Data items
________________________

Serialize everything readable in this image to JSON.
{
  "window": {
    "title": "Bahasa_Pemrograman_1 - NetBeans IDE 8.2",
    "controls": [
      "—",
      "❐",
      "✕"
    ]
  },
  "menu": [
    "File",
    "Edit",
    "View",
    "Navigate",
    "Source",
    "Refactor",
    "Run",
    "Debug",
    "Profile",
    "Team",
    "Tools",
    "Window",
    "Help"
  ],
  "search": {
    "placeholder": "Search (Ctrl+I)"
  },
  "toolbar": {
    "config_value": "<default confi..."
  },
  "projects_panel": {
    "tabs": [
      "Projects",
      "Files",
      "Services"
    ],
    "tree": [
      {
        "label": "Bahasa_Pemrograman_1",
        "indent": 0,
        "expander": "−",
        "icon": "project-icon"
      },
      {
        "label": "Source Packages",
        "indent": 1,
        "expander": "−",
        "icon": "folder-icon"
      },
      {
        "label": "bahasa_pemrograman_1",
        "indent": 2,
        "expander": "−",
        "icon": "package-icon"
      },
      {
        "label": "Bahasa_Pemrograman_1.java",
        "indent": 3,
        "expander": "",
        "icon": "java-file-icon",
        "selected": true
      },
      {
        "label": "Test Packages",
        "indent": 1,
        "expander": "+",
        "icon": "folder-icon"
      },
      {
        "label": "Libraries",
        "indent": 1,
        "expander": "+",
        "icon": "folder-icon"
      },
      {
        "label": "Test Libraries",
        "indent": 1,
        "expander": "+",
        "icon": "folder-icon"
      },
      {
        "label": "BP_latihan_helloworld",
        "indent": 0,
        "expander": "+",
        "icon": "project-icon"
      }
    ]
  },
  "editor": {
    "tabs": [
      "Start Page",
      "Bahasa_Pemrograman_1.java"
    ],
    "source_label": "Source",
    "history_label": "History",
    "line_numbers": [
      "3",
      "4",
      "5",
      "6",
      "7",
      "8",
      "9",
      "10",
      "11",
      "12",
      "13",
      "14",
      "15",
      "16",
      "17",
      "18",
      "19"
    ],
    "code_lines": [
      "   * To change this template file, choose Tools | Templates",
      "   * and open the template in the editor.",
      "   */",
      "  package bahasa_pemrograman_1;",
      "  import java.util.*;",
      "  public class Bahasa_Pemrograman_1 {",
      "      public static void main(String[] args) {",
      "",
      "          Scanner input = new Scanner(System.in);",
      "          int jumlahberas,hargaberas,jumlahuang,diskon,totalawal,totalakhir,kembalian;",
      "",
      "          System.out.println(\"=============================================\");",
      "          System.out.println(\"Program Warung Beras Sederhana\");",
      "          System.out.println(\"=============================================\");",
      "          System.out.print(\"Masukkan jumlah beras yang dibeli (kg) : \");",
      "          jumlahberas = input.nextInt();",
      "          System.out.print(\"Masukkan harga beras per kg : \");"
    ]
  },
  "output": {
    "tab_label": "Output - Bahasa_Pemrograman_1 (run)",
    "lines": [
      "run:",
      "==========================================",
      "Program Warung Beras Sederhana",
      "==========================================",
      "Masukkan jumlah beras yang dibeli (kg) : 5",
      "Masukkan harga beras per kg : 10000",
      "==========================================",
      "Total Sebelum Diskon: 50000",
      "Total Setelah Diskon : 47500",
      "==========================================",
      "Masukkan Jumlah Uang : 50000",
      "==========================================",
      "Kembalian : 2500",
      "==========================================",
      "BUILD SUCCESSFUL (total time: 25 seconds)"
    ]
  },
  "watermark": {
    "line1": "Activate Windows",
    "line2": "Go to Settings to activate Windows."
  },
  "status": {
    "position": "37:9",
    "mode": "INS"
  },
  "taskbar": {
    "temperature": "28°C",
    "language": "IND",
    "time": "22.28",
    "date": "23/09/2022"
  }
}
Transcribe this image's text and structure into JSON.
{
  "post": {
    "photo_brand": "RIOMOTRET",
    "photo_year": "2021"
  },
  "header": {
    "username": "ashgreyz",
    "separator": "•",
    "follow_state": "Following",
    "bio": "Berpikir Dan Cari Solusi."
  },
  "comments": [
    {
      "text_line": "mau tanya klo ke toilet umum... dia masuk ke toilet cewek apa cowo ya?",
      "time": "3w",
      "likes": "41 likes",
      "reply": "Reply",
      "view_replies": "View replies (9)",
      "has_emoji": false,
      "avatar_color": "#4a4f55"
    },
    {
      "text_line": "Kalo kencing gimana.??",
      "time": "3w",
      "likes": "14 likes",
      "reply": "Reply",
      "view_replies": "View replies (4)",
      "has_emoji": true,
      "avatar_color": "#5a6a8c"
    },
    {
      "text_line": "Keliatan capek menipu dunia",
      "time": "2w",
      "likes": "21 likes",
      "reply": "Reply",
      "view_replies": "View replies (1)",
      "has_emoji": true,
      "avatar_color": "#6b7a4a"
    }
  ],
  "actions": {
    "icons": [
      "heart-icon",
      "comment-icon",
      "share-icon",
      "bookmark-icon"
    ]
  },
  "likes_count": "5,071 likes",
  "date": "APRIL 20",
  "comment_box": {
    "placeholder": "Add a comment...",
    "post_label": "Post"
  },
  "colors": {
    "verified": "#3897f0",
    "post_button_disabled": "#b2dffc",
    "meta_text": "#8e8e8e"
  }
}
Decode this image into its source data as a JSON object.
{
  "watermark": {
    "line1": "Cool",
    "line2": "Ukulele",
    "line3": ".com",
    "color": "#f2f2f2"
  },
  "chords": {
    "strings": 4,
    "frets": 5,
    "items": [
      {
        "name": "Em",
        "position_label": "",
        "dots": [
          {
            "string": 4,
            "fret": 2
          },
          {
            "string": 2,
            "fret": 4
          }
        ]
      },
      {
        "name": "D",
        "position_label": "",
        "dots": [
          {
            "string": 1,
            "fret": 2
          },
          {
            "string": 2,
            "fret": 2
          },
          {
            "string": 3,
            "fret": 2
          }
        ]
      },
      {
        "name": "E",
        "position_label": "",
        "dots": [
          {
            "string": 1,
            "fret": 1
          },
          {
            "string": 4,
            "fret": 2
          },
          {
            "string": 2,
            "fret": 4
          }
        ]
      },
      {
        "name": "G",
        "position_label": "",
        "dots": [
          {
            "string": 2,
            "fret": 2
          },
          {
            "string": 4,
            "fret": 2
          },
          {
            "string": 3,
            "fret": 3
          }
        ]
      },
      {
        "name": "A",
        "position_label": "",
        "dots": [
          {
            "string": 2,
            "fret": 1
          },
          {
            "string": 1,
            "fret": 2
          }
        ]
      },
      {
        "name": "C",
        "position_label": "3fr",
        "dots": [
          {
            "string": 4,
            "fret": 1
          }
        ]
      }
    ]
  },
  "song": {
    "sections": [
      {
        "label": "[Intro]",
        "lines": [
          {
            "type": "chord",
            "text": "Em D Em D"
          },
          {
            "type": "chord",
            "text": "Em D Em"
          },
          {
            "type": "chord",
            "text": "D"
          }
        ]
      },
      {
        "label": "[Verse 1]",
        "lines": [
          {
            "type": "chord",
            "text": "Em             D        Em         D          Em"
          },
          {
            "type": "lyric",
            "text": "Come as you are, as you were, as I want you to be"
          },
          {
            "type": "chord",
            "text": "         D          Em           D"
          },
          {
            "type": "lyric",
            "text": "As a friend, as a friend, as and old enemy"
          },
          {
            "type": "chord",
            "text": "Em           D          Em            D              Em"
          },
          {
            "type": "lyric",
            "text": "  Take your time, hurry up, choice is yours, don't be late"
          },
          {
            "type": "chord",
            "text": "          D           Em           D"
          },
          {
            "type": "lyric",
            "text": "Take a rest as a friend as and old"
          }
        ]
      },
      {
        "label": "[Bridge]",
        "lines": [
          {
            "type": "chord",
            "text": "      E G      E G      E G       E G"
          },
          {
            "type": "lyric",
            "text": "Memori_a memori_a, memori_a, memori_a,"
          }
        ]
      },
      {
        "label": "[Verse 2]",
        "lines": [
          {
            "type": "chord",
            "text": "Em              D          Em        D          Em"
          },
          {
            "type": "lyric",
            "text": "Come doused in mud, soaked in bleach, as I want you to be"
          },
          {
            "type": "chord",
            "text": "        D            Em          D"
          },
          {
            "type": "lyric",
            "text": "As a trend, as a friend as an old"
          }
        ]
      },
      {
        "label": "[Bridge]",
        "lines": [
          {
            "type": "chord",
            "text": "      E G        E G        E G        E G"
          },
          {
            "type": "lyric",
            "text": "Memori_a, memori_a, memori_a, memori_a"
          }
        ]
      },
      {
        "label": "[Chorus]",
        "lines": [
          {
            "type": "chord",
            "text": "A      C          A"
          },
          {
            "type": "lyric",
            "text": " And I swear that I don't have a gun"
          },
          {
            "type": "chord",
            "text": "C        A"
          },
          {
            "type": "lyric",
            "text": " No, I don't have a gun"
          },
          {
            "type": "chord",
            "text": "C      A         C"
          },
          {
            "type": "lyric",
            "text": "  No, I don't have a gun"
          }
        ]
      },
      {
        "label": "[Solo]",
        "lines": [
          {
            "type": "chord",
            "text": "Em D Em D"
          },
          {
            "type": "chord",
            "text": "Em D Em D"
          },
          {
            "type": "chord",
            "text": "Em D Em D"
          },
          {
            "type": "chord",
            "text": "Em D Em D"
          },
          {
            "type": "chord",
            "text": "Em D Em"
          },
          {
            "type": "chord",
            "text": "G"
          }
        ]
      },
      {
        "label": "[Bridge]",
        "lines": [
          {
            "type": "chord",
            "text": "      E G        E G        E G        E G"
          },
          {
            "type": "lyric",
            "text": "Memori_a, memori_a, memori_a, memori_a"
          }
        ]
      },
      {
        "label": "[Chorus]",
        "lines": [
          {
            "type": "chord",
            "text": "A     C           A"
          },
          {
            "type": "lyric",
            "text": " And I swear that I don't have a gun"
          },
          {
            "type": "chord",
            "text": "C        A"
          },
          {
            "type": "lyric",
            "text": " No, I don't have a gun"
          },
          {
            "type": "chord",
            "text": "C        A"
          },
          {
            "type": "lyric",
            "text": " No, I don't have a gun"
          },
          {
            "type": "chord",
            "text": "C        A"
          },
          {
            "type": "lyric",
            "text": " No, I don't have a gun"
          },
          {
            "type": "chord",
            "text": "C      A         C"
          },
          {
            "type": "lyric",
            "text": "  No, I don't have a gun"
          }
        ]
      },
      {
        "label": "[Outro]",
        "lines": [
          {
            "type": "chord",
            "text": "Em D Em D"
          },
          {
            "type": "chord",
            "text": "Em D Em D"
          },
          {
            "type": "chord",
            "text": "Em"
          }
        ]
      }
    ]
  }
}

________________________

Instructions for the task: Filter the entries down to the lines containing "Libraries". Copy each of those lines.

Result of this exercise:
        "label": "Libraries",
        "label": "Test Libraries",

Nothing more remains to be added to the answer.